What is being asked
From the start of the items through the line holding "- paragraph-transcriber: [149, 1970, 1408, 2216]", inclusive, swap "bounding box" for "enclosing rectangle". Give those lines back with everything else unchanged.

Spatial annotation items
● ● ● ● ●

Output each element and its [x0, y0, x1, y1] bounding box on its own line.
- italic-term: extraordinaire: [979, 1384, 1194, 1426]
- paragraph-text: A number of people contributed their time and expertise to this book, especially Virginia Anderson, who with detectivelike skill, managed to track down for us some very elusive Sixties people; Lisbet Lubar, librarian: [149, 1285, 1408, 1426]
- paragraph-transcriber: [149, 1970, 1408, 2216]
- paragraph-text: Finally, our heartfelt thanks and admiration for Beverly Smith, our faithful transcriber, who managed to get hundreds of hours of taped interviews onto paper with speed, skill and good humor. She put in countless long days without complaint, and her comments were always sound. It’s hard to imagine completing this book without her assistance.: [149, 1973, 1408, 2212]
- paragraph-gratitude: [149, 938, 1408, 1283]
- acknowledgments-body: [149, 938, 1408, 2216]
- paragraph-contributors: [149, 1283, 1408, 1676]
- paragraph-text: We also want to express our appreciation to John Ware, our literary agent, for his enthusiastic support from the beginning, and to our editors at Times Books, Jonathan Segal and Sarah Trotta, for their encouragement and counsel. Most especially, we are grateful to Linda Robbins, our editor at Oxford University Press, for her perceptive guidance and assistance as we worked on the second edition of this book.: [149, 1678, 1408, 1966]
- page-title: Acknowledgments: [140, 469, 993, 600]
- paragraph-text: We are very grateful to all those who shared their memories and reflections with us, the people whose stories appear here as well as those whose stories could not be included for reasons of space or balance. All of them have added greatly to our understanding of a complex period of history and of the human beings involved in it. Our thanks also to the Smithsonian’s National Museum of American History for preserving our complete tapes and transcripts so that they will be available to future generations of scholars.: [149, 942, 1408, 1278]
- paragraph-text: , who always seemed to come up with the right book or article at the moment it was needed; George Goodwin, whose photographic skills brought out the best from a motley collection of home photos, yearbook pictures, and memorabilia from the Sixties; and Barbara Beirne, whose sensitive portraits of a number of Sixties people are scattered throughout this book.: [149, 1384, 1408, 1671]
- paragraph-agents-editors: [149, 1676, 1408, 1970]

● ● ● ● ●

Task answer
Output each element and its [x0, y0, x1, y1] enclosing rectangle on its own line.
- italic-term: extraordinaire: [979, 1384, 1194, 1426]
- paragraph-text: A number of people contributed their time and expertise to this book, especially Virginia Anderson, who with detectivelike skill, managed to track down for us some very elusive Sixties people; Lisbet Lubar, librarian: [149, 1285, 1408, 1426]
- paragraph-transcriber: [149, 1970, 1408, 2216]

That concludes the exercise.